» **THE TASK**
Records follow. Pull out every line that contains "document".

» **DATASET EXTRACT**

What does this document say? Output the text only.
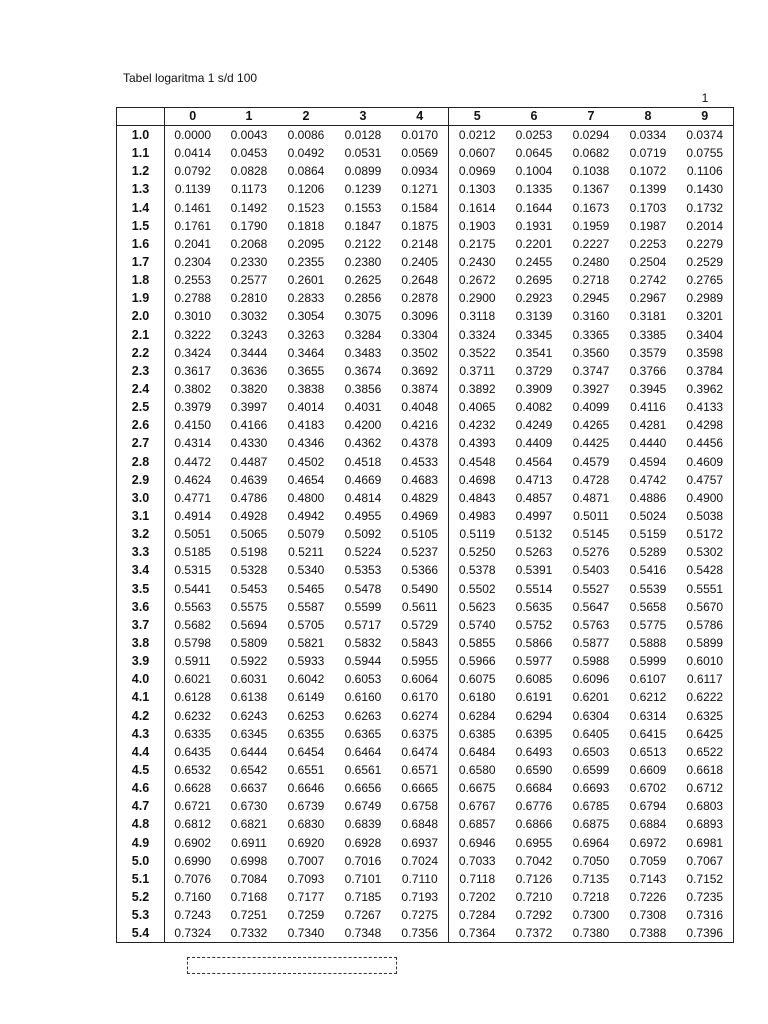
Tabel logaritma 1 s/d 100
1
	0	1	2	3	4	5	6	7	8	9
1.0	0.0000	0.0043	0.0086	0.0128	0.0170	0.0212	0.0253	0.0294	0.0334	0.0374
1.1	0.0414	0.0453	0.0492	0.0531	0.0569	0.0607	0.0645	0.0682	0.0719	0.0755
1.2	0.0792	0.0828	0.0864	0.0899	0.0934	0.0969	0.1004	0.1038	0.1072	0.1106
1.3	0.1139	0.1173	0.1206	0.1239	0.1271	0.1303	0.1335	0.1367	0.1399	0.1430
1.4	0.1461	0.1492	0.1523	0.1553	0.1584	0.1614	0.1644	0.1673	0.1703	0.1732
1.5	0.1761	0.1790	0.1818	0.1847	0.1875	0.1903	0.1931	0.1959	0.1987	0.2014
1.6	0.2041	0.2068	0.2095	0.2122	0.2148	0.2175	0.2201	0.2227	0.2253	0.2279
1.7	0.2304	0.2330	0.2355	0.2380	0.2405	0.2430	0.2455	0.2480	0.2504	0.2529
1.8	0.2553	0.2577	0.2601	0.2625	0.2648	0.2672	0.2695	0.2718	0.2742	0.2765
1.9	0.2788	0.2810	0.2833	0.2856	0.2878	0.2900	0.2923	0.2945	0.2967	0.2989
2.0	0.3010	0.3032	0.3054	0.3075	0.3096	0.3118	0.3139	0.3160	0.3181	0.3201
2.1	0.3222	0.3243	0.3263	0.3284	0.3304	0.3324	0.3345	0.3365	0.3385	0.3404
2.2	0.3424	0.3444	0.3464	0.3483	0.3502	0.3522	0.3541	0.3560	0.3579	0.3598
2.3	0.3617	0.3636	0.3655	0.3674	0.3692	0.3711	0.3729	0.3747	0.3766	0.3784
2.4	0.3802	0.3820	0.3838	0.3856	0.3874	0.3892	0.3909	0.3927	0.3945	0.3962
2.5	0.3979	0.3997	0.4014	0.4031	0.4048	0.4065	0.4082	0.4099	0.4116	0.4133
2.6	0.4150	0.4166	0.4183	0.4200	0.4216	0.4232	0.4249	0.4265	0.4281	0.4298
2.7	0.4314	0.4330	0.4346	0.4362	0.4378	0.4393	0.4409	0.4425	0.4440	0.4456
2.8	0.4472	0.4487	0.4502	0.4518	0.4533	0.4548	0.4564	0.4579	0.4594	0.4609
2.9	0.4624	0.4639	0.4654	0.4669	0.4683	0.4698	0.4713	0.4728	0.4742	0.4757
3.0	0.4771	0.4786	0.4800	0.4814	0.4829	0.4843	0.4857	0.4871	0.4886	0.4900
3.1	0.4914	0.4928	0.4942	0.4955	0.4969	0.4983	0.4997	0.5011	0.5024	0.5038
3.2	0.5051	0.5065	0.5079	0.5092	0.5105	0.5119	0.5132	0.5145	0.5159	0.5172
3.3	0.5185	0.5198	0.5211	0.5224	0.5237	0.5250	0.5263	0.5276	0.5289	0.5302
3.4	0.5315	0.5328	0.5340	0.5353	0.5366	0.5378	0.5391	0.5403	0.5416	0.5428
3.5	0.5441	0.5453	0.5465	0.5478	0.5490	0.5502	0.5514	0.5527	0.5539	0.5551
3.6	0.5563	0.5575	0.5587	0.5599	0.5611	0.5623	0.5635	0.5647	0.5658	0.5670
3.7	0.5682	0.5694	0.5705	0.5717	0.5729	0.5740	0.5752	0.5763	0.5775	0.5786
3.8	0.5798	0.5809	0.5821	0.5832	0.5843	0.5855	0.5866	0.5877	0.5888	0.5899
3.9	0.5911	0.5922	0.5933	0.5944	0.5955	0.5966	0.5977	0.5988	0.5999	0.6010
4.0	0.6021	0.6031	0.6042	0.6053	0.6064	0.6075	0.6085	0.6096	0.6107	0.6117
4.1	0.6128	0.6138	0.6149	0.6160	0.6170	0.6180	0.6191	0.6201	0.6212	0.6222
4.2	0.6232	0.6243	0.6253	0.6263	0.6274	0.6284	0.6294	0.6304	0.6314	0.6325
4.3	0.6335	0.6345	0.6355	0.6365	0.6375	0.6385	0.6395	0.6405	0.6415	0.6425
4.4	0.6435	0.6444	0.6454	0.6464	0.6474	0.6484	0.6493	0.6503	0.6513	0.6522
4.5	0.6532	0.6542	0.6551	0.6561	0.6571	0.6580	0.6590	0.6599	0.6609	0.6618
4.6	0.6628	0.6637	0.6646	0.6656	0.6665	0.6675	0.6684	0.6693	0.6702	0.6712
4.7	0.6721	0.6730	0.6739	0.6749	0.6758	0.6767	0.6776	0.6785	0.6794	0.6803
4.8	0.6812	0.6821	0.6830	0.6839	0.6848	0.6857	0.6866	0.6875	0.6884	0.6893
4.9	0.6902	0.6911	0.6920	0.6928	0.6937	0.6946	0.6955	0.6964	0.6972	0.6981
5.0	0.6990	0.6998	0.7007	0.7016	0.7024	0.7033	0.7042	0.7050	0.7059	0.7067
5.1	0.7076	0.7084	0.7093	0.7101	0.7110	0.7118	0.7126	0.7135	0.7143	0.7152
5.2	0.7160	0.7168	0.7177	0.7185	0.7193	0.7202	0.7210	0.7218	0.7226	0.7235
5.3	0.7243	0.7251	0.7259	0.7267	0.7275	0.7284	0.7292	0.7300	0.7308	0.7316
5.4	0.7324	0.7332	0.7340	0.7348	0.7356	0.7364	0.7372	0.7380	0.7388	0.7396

--

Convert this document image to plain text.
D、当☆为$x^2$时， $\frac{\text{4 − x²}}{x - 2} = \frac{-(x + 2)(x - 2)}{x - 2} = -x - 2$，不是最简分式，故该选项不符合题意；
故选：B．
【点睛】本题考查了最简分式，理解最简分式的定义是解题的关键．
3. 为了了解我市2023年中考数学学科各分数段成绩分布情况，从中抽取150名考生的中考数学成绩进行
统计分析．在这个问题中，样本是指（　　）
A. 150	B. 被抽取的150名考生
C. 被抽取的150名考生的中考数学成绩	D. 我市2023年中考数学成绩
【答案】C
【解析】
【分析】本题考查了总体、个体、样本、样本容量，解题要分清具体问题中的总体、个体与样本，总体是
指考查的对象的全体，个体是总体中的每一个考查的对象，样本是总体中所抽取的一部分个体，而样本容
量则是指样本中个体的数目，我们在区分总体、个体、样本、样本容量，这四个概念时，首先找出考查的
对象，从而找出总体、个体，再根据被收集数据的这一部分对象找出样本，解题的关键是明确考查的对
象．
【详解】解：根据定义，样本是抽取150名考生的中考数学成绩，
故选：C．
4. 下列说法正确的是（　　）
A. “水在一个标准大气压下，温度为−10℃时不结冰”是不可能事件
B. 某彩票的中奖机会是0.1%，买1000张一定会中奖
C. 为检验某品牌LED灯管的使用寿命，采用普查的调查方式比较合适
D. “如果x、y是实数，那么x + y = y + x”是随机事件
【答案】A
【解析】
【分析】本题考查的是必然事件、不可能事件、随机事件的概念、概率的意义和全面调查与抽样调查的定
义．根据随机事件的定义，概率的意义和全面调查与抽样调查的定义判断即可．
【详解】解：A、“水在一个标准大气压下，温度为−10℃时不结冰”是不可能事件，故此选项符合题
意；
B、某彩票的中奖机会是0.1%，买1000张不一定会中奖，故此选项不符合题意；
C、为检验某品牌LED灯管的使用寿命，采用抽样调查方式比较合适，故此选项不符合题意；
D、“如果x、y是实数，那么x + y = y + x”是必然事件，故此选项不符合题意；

» **RESPONSE TO THE EXERCISE**
What does this document say? Output the text only.
Convert this document image to plain text.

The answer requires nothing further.